→ DATASET ROWS:
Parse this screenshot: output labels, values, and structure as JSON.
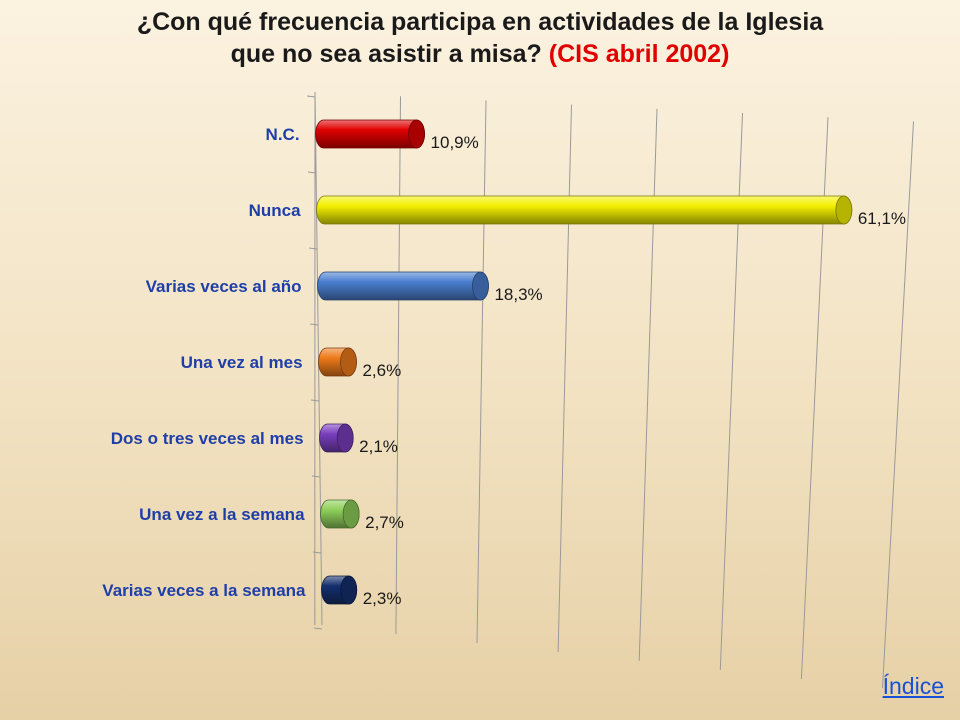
{
  "title": {
    "line1": "¿Con qué frecuencia participa en actividades de la Iglesia",
    "line2": "que no sea asistir a misa?",
    "source": "(CIS abril 2002)"
  },
  "footer": {
    "index_link": "Índice"
  },
  "chart_data": {
    "type": "bar",
    "orientation": "horizontal",
    "title": "¿Con qué frecuencia participa en actividades de la Iglesia que no sea asistir a misa? (CIS abril 2002)",
    "categories": [
      "N.C.",
      "Nunca",
      "Varias veces al año",
      "Una vez al mes",
      "Dos o tres veces al mes",
      "Una vez a la semana",
      "Varias veces a la semana"
    ],
    "values": [
      10.9,
      61.1,
      18.3,
      2.6,
      2.1,
      2.7,
      2.3
    ],
    "value_labels": [
      "10,9%",
      "61,1%",
      "18,3%",
      "2,6%",
      "2,1%",
      "2,7%",
      "2,3%"
    ],
    "colors": [
      "#e00000",
      "#f4f000",
      "#4a7fd0",
      "#ef7a1a",
      "#7a3fbf",
      "#8fd05a",
      "#15306f"
    ],
    "xlim": [
      0,
      70
    ],
    "grid": true,
    "legend": "none"
  }
}
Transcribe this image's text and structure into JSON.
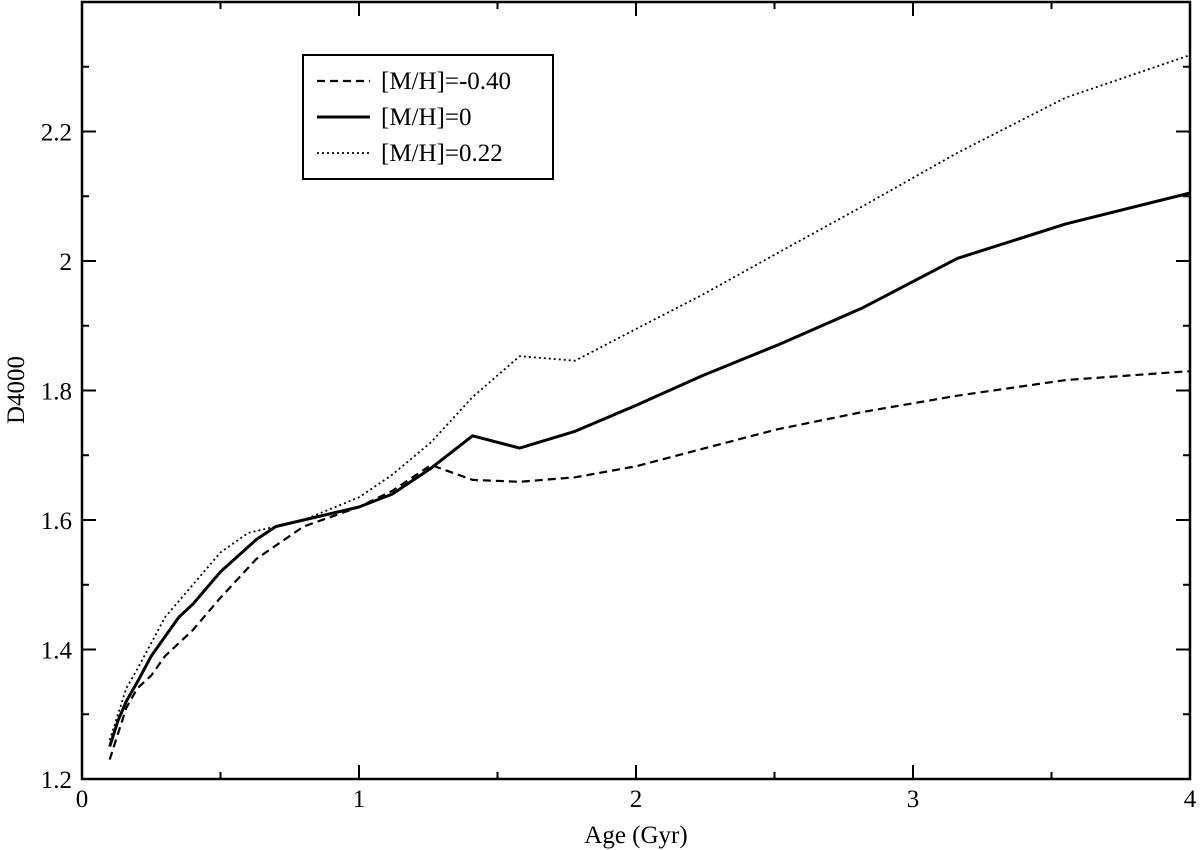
{
  "chart_data": {
    "type": "line",
    "xlabel": "Age (Gyr)",
    "ylabel": "D4000",
    "xlim": [
      0,
      4
    ],
    "ylim": [
      1.2,
      2.4
    ],
    "xticks": [
      0,
      1,
      2,
      3,
      4
    ],
    "xtick_labels": [
      "0",
      "1",
      "2",
      "3",
      "4"
    ],
    "yticks": [
      1.2,
      1.4,
      1.6,
      1.8,
      2.0,
      2.2
    ],
    "ytick_labels": [
      "1.2",
      "1.4",
      "1.6",
      "1.8",
      "2",
      "2.2"
    ],
    "grid": false,
    "legend": "top-left",
    "series": [
      {
        "name": "[M/H]=-0.40",
        "style": "dashed",
        "points": [
          [
            0.1,
            1.23
          ],
          [
            0.13,
            1.27
          ],
          [
            0.16,
            1.31
          ],
          [
            0.2,
            1.34
          ],
          [
            0.25,
            1.36
          ],
          [
            0.3,
            1.39
          ],
          [
            0.4,
            1.43
          ],
          [
            0.5,
            1.48
          ],
          [
            0.63,
            1.54
          ],
          [
            0.8,
            1.59
          ],
          [
            1.0,
            1.62
          ],
          [
            1.12,
            1.645
          ],
          [
            1.26,
            1.685
          ],
          [
            1.41,
            1.662
          ],
          [
            1.58,
            1.659
          ],
          [
            1.78,
            1.666
          ],
          [
            2.0,
            1.683
          ],
          [
            2.24,
            1.71
          ],
          [
            2.51,
            1.74
          ],
          [
            2.82,
            1.767
          ],
          [
            3.16,
            1.792
          ],
          [
            3.55,
            1.816
          ],
          [
            4.0,
            1.83
          ]
        ]
      },
      {
        "name": "[M/H]=0",
        "style": "solid",
        "points": [
          [
            0.1,
            1.25
          ],
          [
            0.13,
            1.29
          ],
          [
            0.16,
            1.32
          ],
          [
            0.2,
            1.35
          ],
          [
            0.25,
            1.39
          ],
          [
            0.3,
            1.42
          ],
          [
            0.35,
            1.45
          ],
          [
            0.4,
            1.47
          ],
          [
            0.5,
            1.52
          ],
          [
            0.63,
            1.57
          ],
          [
            0.7,
            1.59
          ],
          [
            0.8,
            1.6
          ],
          [
            1.0,
            1.62
          ],
          [
            1.12,
            1.64
          ],
          [
            1.26,
            1.68
          ],
          [
            1.41,
            1.73
          ],
          [
            1.58,
            1.711
          ],
          [
            1.78,
            1.737
          ],
          [
            2.0,
            1.777
          ],
          [
            2.24,
            1.823
          ],
          [
            2.51,
            1.87
          ],
          [
            2.82,
            1.928
          ],
          [
            3.16,
            2.004
          ],
          [
            3.55,
            2.057
          ],
          [
            4.0,
            2.105
          ]
        ]
      },
      {
        "name": "[M/H]=0.22",
        "style": "dotted",
        "points": [
          [
            0.1,
            1.26
          ],
          [
            0.13,
            1.3
          ],
          [
            0.16,
            1.34
          ],
          [
            0.2,
            1.37
          ],
          [
            0.25,
            1.41
          ],
          [
            0.3,
            1.45
          ],
          [
            0.4,
            1.5
          ],
          [
            0.5,
            1.55
          ],
          [
            0.6,
            1.58
          ],
          [
            0.7,
            1.59
          ],
          [
            0.8,
            1.6
          ],
          [
            1.0,
            1.635
          ],
          [
            1.12,
            1.67
          ],
          [
            1.26,
            1.72
          ],
          [
            1.41,
            1.79
          ],
          [
            1.58,
            1.853
          ],
          [
            1.78,
            1.846
          ],
          [
            2.0,
            1.895
          ],
          [
            2.24,
            1.948
          ],
          [
            2.51,
            2.012
          ],
          [
            2.82,
            2.085
          ],
          [
            3.16,
            2.167
          ],
          [
            3.55,
            2.252
          ],
          [
            4.0,
            2.318
          ]
        ]
      }
    ]
  }
}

→ TASK INSTRUCTIONS:
Using the material above, set down every line exactly, but skip the pictures.

→ EXERCISE ANSWER:
Parse this screenshot: output labels, values, and structure as JSON.
{
  "title": {
    "line1": "¿Con qué frecuencia participa en actividades de la Iglesia",
    "line2": "que no sea asistir a misa?",
    "source": "(CIS abril 2002)"
  },
  "footer": {
    "index_link": "Índice"
  },
  "chart_data": {
    "type": "bar",
    "orientation": "horizontal",
    "title": "¿Con qué frecuencia participa en actividades de la Iglesia que no sea asistir a misa? (CIS abril 2002)",
    "categories": [
      "N.C.",
      "Nunca",
      "Varias veces al año",
      "Una vez al mes",
      "Dos o tres veces al mes",
      "Una vez a la semana",
      "Varias veces a la semana"
    ],
    "values": [
      10.9,
      61.1,
      18.3,
      2.6,
      2.1,
      2.7,
      2.3
    ],
    "value_labels": [
      "10,9%",
      "61,1%",
      "18,3%",
      "2,6%",
      "2,1%",
      "2,7%",
      "2,3%"
    ],
    "colors": [
      "#e00000",
      "#f4f000",
      "#4a7fd0",
      "#ef7a1a",
      "#7a3fbf",
      "#8fd05a",
      "#15306f"
    ],
    "xlim": [
      0,
      70
    ],
    "grid": true,
    "legend": "none"
  }
}
Transcribe this image's text and structure into JSON.
{
  "chart_data": {
    "type": "line",
    "xlabel": "Age (Gyr)",
    "ylabel": "D4000",
    "xlim": [
      0,
      4
    ],
    "ylim": [
      1.2,
      2.4
    ],
    "xticks": [
      0,
      1,
      2,
      3,
      4
    ],
    "xtick_labels": [
      "0",
      "1",
      "2",
      "3",
      "4"
    ],
    "yticks": [
      1.2,
      1.4,
      1.6,
      1.8,
      2.0,
      2.2
    ],
    "ytick_labels": [
      "1.2",
      "1.4",
      "1.6",
      "1.8",
      "2",
      "2.2"
    ],
    "grid": false,
    "legend": "top-left",
    "series": [
      {
        "name": "[M/H]=-0.40",
        "style": "dashed",
        "points": [
          [
            0.1,
            1.23
          ],
          [
            0.13,
            1.27
          ],
          [
            0.16,
            1.31
          ],
          [
            0.2,
            1.34
          ],
          [
            0.25,
            1.36
          ],
          [
            0.3,
            1.39
          ],
          [
            0.4,
            1.43
          ],
          [
            0.5,
            1.48
          ],
          [
            0.63,
            1.54
          ],
          [
            0.8,
            1.59
          ],
          [
            1.0,
            1.62
          ],
          [
            1.12,
            1.645
          ],
          [
            1.26,
            1.685
          ],
          [
            1.41,
            1.662
          ],
          [
            1.58,
            1.659
          ],
          [
            1.78,
            1.666
          ],
          [
            2.0,
            1.683
          ],
          [
            2.24,
            1.71
          ],
          [
            2.51,
            1.74
          ],
          [
            2.82,
            1.767
          ],
          [
            3.16,
            1.792
          ],
          [
            3.55,
            1.816
          ],
          [
            4.0,
            1.83
          ]
        ]
      },
      {
        "name": "[M/H]=0",
        "style": "solid",
        "points": [
          [
            0.1,
            1.25
          ],
          [
            0.13,
            1.29
          ],
          [
            0.16,
            1.32
          ],
          [
            0.2,
            1.35
          ],
          [
            0.25,
            1.39
          ],
          [
            0.3,
            1.42
          ],
          [
            0.35,
            1.45
          ],
          [
            0.4,
            1.47
          ],
          [
            0.5,
            1.52
          ],
          [
            0.63,
            1.57
          ],
          [
            0.7,
            1.59
          ],
          [
            0.8,
            1.6
          ],
          [
            1.0,
            1.62
          ],
          [
            1.12,
            1.64
          ],
          [
            1.26,
            1.68
          ],
          [
            1.41,
            1.73
          ],
          [
            1.58,
            1.711
          ],
          [
            1.78,
            1.737
          ],
          [
            2.0,
            1.777
          ],
          [
            2.24,
            1.823
          ],
          [
            2.51,
            1.87
          ],
          [
            2.82,
            1.928
          ],
          [
            3.16,
            2.004
          ],
          [
            3.55,
            2.057
          ],
          [
            4.0,
            2.105
          ]
        ]
      },
      {
        "name": "[M/H]=0.22",
        "style": "dotted",
        "points": [
          [
            0.1,
            1.26
          ],
          [
            0.13,
            1.3
          ],
          [
            0.16,
            1.34
          ],
          [
            0.2,
            1.37
          ],
          [
            0.25,
            1.41
          ],
          [
            0.3,
            1.45
          ],
          [
            0.4,
            1.5
          ],
          [
            0.5,
            1.55
          ],
          [
            0.6,
            1.58
          ],
          [
            0.7,
            1.59
          ],
          [
            0.8,
            1.6
          ],
          [
            1.0,
            1.635
          ],
          [
            1.12,
            1.67
          ],
          [
            1.26,
            1.72
          ],
          [
            1.41,
            1.79
          ],
          [
            1.58,
            1.853
          ],
          [
            1.78,
            1.846
          ],
          [
            2.0,
            1.895
          ],
          [
            2.24,
            1.948
          ],
          [
            2.51,
            2.012
          ],
          [
            2.82,
            2.085
          ],
          [
            3.16,
            2.167
          ],
          [
            3.55,
            2.252
          ],
          [
            4.0,
            2.318
          ]
        ]
      }
    ]
  }
}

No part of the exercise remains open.